**Aim:** Look for the string "text" and copy every line that has it.

(Dataset records)
■ ■ ■ ■ ■ ■ ■
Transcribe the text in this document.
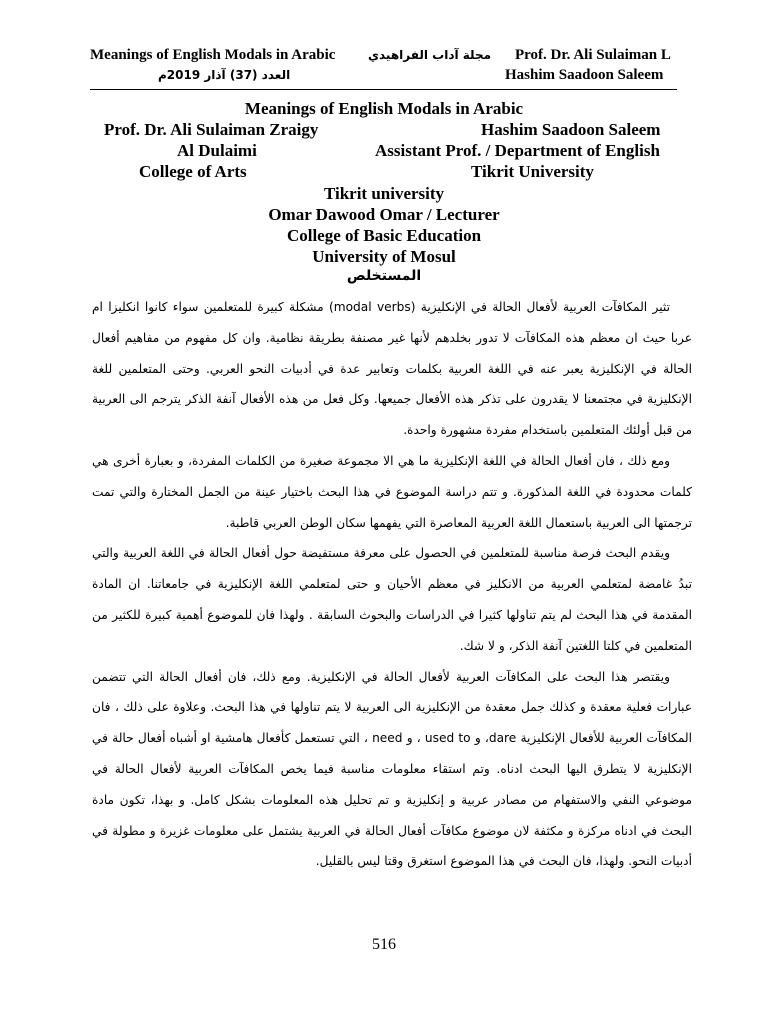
Meanings of English Modals in Arabic	مجلة آداب الفراهيدي Prof. Dr. Ali Sulaiman L
العدد (37) آذار 2019م	Hashim Saadoon Saleem
Meanings of English Modals in Arabic
Prof. Dr. Ali Sulaiman Zraigy	Hashim Saadoon Saleem
Al Dulaimi	Assistant Prof. / Department of English
College of Arts	Tikrit University
Tikrit university
Omar Dawood Omar / Lecturer
College of Basic Education
University of Mosul
المستخلص

تثير المكافآت العربية لأفعال الحالة في الإنكليزية (modal verbs) مشكلة كبيرة للمتعلمين سواء كانوا انكليزا ام عربا حيث ان معظم هذه المكافآت لا تدور بخلدهم لأنها غير مصنفة بطريقة نظامية. وان كل مفهوم من مفاهيم أفعال الحالة في الإنكليزية يعبر عنه في اللغة العربية بكلمات وتعابير عدة في أدبيات النحو العربي. وحتى المتعلمين للغة الإنكليزية في مجتمعنا لا يقدرون على تذكر هذه الأفعال جميعها. وكل فعل من هذه الأفعال آنفة الذكر يترجم الى العربية من قبل أولئك المتعلمين باستخدام مفردة مشهورة واحدة.

ومع ذلك ، فان أفعال الحالة في اللغة الإنكليزية ما هي الا مجموعة صغيرة من الكلمات المفردة، و بعبارة أخرى هي كلمات محدودة في اللغة المذكورة. و تتم دراسة الموضوع في هذا البحث باختيار عينة من الجمل المختارة والتي تمت ترجمتها الى العربية باستعمال اللغة العربية المعاصرة التي يفهمها سكان الوطن العربي قاطبة.

ويقدم البحث فرصة مناسبة للمتعلمين في الحصول على معرفة مستفيضة حول أفعال الحالة في اللغة العربية والتي تبدُ غامضة لمتعلمي العربية من الانكليز في معظم الأحيان و حتى لمتعلمي اللغة الإنكليزية في جامعاتنا. ان المادة المقدمة في هذا البحث لم يتم تناولها كثيرا في الدراسات والبحوث السابقة . ولهذا فان للموضوع أهمية كبيرة للكثير من المتعلمين في كلتا اللغتين آنفة الذكر، و لا شك.

ويقتصر هذا البحث على المكافآت العربية لأفعال الحالة في الإنكليزية. ومع ذلك، فان أفعال الحالة التي تتضمن عبارات فعلية معقدة و كذلك جمل معقدة من الإنكليزية الى العربية لا يتم تناولها في هذا البحث. وعلاوة على ذلك ، فان المكافآت العربية للأفعال الإنكليزية dare، و used to ، و need ، التي تستعمل كأفعال هامشية او أشباه أفعال حالة في الإنكليزية لا يتطرق اليها البحث ادناه. وتم استقاء معلومات مناسبة فيما يخص المكافآت العربية لأفعال الحالة في موضوعي النفي والاستفهام من مصادر عربية و إنكليزية و تم تحليل هذه المعلومات بشكل كامل. و بهذا، تكون مادة البحث في ادناه مركزة و مكثفة لان موضوع مكافآت أفعال الحالة في العربية يشتمل على معلومات غزيرة و مطولة في أدبيات النحو. ولهذا، فان البحث في هذا الموضوع استغرق وقتا ليس بالقليل.

516
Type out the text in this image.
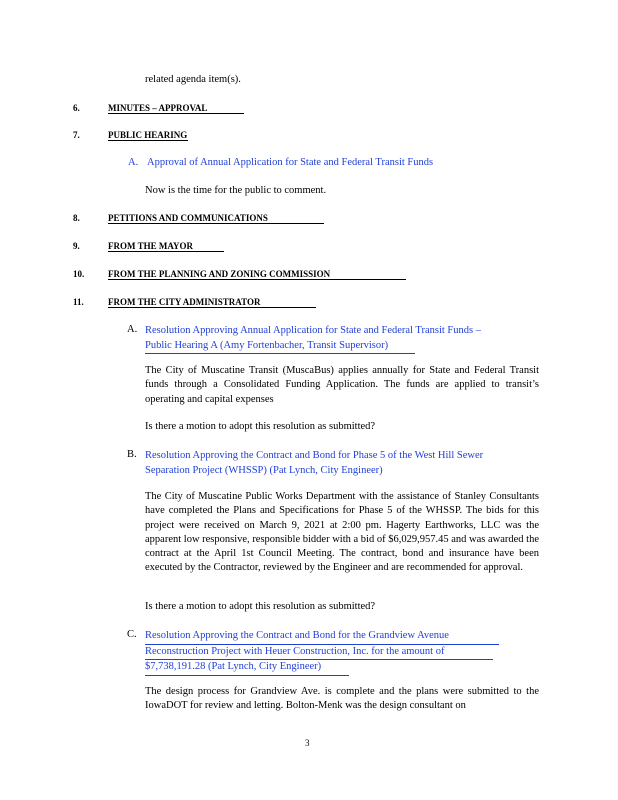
related agenda item(s).
6.	MINUTES – APPROVAL
7.	PUBLIC HEARING
A. Approval of Annual Application for State and Federal Transit Funds
Now is the time for the public to comment.
8.	PETITIONS AND COMMUNICATIONS
9.	FROM THE MAYOR
10.	FROM THE PLANNING AND ZONING COMMISSION
11.	FROM THE CITY ADMINISTRATOR
A. Resolution Approving Annual Application for State and Federal Transit Funds –
Public Hearing A (Amy Fortenbacher, Transit Supervisor)
The City of Muscatine Transit (MuscaBus) applies annually for State and Federal Transit funds through a Consolidated Funding Application. The funds are applied to transit’s operating and capital expenses
Is there a motion to adopt this resolution as submitted?
B. Resolution Approving the Contract and Bond for Phase 5 of the West Hill Sewer
Separation Project (WHSSP) (Pat Lynch, City Engineer)
The City of Muscatine Public Works Department with the assistance of Stanley Consultants have completed the Plans and Specifications for Phase 5 of the WHSSP. The bids for this project were received on March 9, 2021 at 2:00 pm. Hagerty Earthworks, LLC was the apparent low responsive, responsible bidder with a bid of $6,029,957.45 and was awarded the contract at the April 1st Council Meeting. The contract, bond and insurance have been executed by the Contractor, reviewed by the Engineer and are recommended for approval.
Is there a motion to adopt this resolution as submitted?
C. Resolution Approving the Contract and Bond for the Grandview Avenue
Reconstruction Project with Heuer Construction, Inc. for the amount of
$7,738,191.28 (Pat Lynch, City Engineer)
The design process for Grandview Ave. is complete and the plans were submitted to the IowaDOT for review and letting. Bolton-Menk was the design consultant on
3
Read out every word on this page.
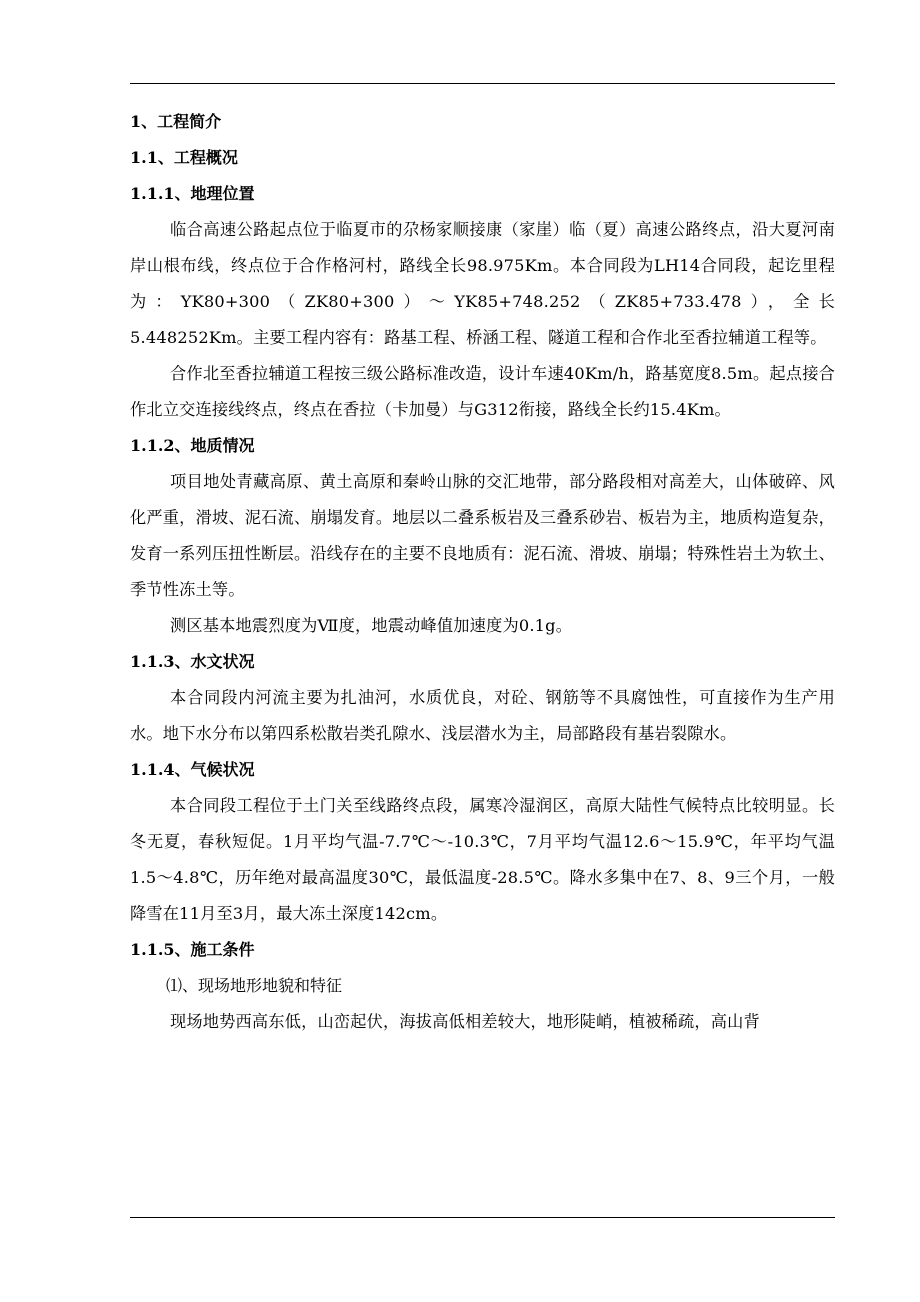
1、工程简介

1.1、工程概况

1.1.1、地理位置

临合高速公路起点位于临夏市的尕杨家顺接康（家崖）临（夏）高速公路终点，沿大夏河南岸山根布线，终点位于合作格河村，路线全长98.975Km。本合同段为LH14合同段，起讫里程为：YK80+300（ZK80+300）～YK85+748.252（ZK85+733.478），全长5.448252Km。主要工程内容有：路基工程、桥涵工程、隧道工程和合作北至香拉辅道工程等。

合作北至香拉辅道工程按三级公路标准改造，设计车速40Km/h，路基宽度8.5m。起点接合作北立交连接线终点，终点在香拉（卡加曼）与G312衔接，路线全长约15.4Km。

1.1.2、地质情况

项目地处青藏高原、黄土高原和秦岭山脉的交汇地带，部分路段相对高差大，山体破碎、风化严重，滑坡、泥石流、崩塌发育。地层以二叠系板岩及三叠系砂岩、板岩为主，地质构造复杂，发育一系列压扭性断层。沿线存在的主要不良地质有：泥石流、滑坡、崩塌；特殊性岩土为软土、季节性冻土等。

测区基本地震烈度为Ⅶ度，地震动峰值加速度为0.1g。

1.1.3、水文状况

本合同段内河流主要为扎油河，水质优良，对砼、钢筋等不具腐蚀性，可直接作为生产用水。地下水分布以第四系松散岩类孔隙水、浅层潜水为主，局部路段有基岩裂隙水。

1.1.4、气候状况

本合同段工程位于土门关至线路终点段，属寒冷湿润区，高原大陆性气候特点比较明显。长冬无夏，春秋短促。1月平均气温-7.7℃～-10.3℃，7月平均气温12.6～15.9℃，年平均气温1.5～4.8℃，历年绝对最高温度30℃，最低温度-28.5℃。降水多集中在7、8、9三个月，一般降雪在11月至3月，最大冻土深度142cm。

1.1.5、施工条件

⑴、现场地形地貌和特征

现场地势西高东低，山峦起伏，海拔高低相差较大，地形陡峭，植被稀疏，高山背
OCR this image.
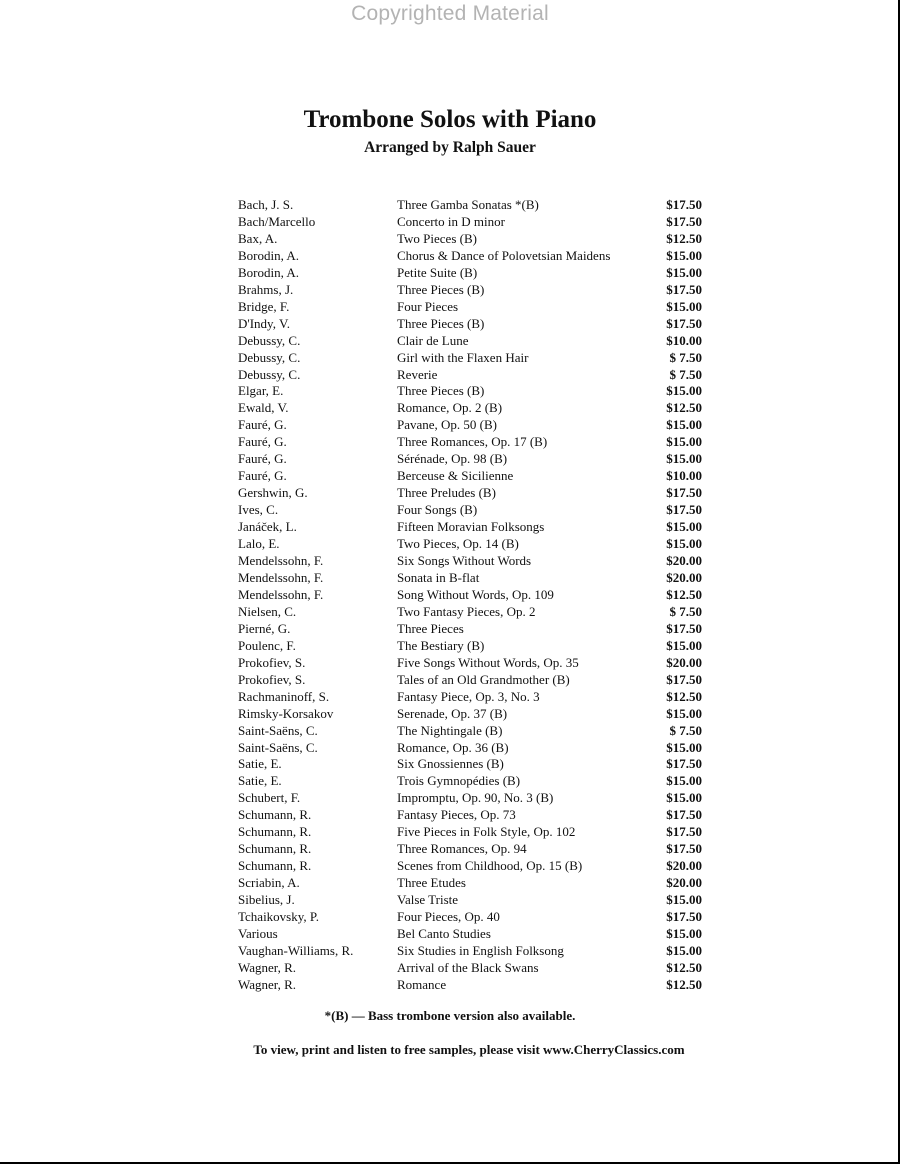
Copyrighted Material
Trombone Solos with Piano
Arranged by Ralph Sauer
Bach, J. S.	Three Gamba Sonatas *(B)	$17.50
Bach/Marcello	Concerto in D minor	$17.50
Bax, A.	Two Pieces (B)	$12.50
Borodin, A.	Chorus & Dance of Polovetsian Maidens	$15.00
Borodin, A.	Petite Suite (B)	$15.00
Brahms, J.	Three Pieces (B)	$17.50
Bridge, F.	Four Pieces	$15.00
D'Indy, V.	Three Pieces (B)	$17.50
Debussy, C.	Clair de Lune	$10.00
Debussy, C.	Girl with the Flaxen Hair	$ 7.50
Debussy, C.	Reverie	$ 7.50
Elgar, E.	Three Pieces (B)	$15.00
Ewald, V.	Romance, Op. 2 (B)	$12.50
Fauré, G.	Pavane, Op. 50 (B)	$15.00
Fauré, G.	Three Romances, Op. 17 (B)	$15.00
Fauré, G.	Sérénade, Op. 98 (B)	$15.00
Fauré, G.	Berceuse & Sicilienne	$10.00
Gershwin, G.	Three Preludes (B)	$17.50
Ives, C.	Four Songs (B)	$17.50
Janáček, L.	Fifteen Moravian Folksongs	$15.00
Lalo, E.	Two Pieces, Op. 14 (B)	$15.00
Mendelssohn, F.	Six Songs Without Words	$20.00
Mendelssohn, F.	Sonata in B-flat	$20.00
Mendelssohn, F.	Song Without Words, Op. 109	$12.50
Nielsen, C.	Two Fantasy Pieces, Op. 2	$ 7.50
Pierné, G.	Three Pieces	$17.50
Poulenc, F.	The Bestiary (B)	$15.00
Prokofiev, S.	Five Songs Without Words, Op. 35	$20.00
Prokofiev, S.	Tales of an Old Grandmother (B)	$17.50
Rachmaninoff, S.	Fantasy Piece, Op. 3, No. 3	$12.50
Rimsky-Korsakov	Serenade, Op. 37 (B)	$15.00
Saint-Saëns, C.	The Nightingale (B)	$ 7.50
Saint-Saëns, C.	Romance, Op. 36 (B)	$15.00
Satie, E.	Six Gnossiennes (B)	$17.50
Satie, E.	Trois Gymnopédies (B)	$15.00
Schubert, F.	Impromptu, Op. 90, No. 3 (B)	$15.00
Schumann, R.	Fantasy Pieces, Op. 73	$17.50
Schumann, R.	Five Pieces in Folk Style, Op. 102	$17.50
Schumann, R.	Three Romances, Op. 94	$17.50
Schumann, R.	Scenes from Childhood, Op. 15 (B)	$20.00
Scriabin, A.	Three Etudes	$20.00
Sibelius, J.	Valse Triste	$15.00
Tchaikovsky, P.	Four Pieces, Op. 40	$17.50
Various	Bel Canto Studies	$15.00
Vaughan-Williams, R.	Six Studies in English Folksong	$15.00
Wagner, R.	Arrival of the Black Swans	$12.50
Wagner, R.	Romance	$12.50
*(B) — Bass trombone version also available.
To view, print and listen to free samples, please visit www.CherryClassics.com
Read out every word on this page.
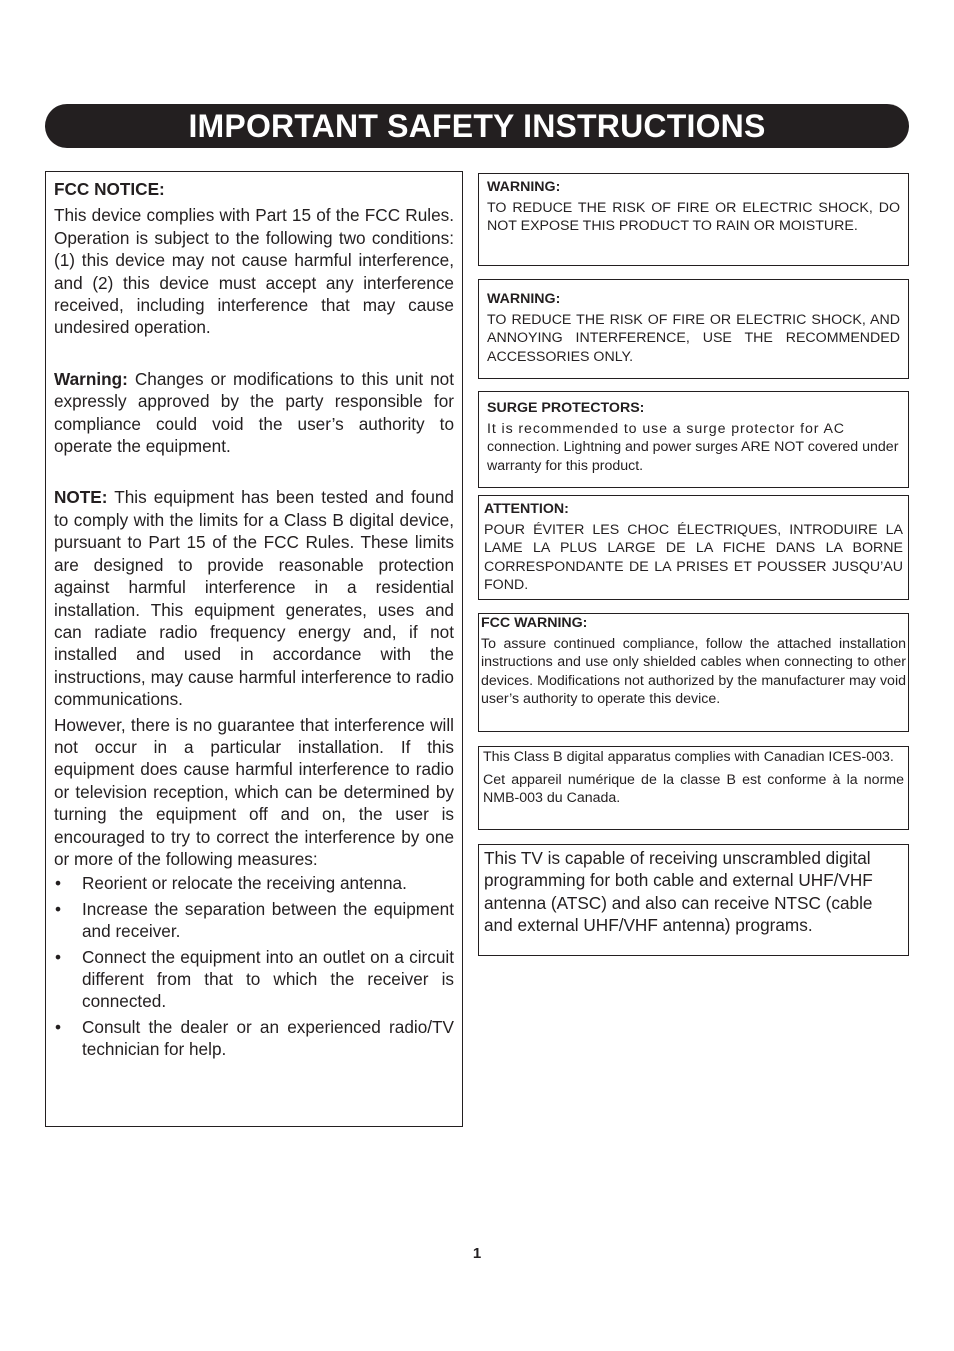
IMPORTANT SAFETY INSTRUCTIONS

FCC NOTICE:

This device complies with Part 15 of the FCC Rules. Operation is subject to the following two conditions: (1) this device may not cause harmful interference, and (2) this device must accept any interference received, including interference that may cause undesired operation.

Warning: Changes or modifications to this unit not expressly approved by the party responsible for compliance could void the user’s authority to operate the equipment.

NOTE: This equipment has been tested and found to comply with the limits for a Class B digital device, pursuant to Part 15 of the FCC Rules. These limits are designed to provide reasonable protection against harmful interference in a residential installation. This equipment generates, uses and can radiate radio frequency energy and, if not installed and used in accordance with the instructions, may cause harmful interference to radio communications.

However, there is no guarantee that interference will not occur in a particular installation. If this equipment does cause harmful interference to radio or television reception, which can be determined by turning the equipment off and on, the user is encouraged to try to correct the interference by one or more of the following measures:

• Reorient or relocate the receiving antenna.
• Increase the separation between the equipment and receiver.
• Connect the equipment into an outlet on a circuit different from that to which the receiver is connected.
• Consult the dealer or an experienced radio/TV technician for help.

WARNING:

TO REDUCE THE RISK OF FIRE OR ELECTRIC SHOCK, DO NOT EXPOSE THIS PRODUCT TO RAIN OR MOISTURE.

WARNING:

TO REDUCE THE RISK OF FIRE OR ELECTRIC SHOCK, AND ANNOYING INTERFERENCE, USE THE RECOMMENDED ACCESSORIES ONLY.

SURGE PROTECTORS:

It is recommended to use a surge protector for AC

connection. Lightning and power surges ARE NOT covered under warranty for this product.

ATTENTION:

POUR ÉVITER LES CHOC ÉLECTRIQUES, INTRODUIRE LA LAME LA PLUS LARGE DE LA FICHE DANS LA BORNE CORRESPONDANTE DE LA PRISES ET POUSSER JUSQU’AU FOND.

FCC WARNING:

To assure continued compliance, follow the attached installation instructions and use only shielded cables when connecting to other devices. Modifications not authorized by the manufacturer may void user’s authority to operate this device.

This Class B digital apparatus complies with Canadian ICES-003.

Cet appareil numérique de la classe B est conforme à la norme NMB-003 du Canada.

This TV is capable of receiving unscrambled digital programming for both cable and external UHF/VHF antenna (ATSC) and also can receive NTSC (cable and external UHF/VHF antenna) programs.

1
■ ■ ■ ■ ■ ■ ■
**Output of the task:**
Transcribe the text in this document.
Type out the text in this image.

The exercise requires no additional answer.